◆ AIM OF THE TASK ◆
The records are to be restated in their entirety, word for word.

==== DATA TO PROCESS ====

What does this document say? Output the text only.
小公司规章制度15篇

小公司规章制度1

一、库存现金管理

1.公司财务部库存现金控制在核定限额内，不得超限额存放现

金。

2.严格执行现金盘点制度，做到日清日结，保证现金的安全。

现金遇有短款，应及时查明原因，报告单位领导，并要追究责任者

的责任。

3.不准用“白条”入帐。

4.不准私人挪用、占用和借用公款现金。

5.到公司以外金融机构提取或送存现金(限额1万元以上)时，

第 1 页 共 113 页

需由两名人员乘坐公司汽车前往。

====

◆ WORKED ANSWER ◆
What does this document say? Output the text only.
小公司规章制度15篇

小公司规章制度1

一、库存现金管理

1.公司财务部库存现金控制在核定限额内，不得超限额存放现

金。

2.严格执行现金盘点制度，做到日清日结，保证现金的安全。

现金遇有短款，应及时查明原因，报告单位领导，并要追究责任者

的责任。

3.不准用“白条”入帐。

4.不准私人挪用、占用和借用公款现金。

5.到公司以外金融机构提取或送存现金(限额1万元以上)时，

第 1 页 共 113 页

需由两名人员乘坐公司汽车前往。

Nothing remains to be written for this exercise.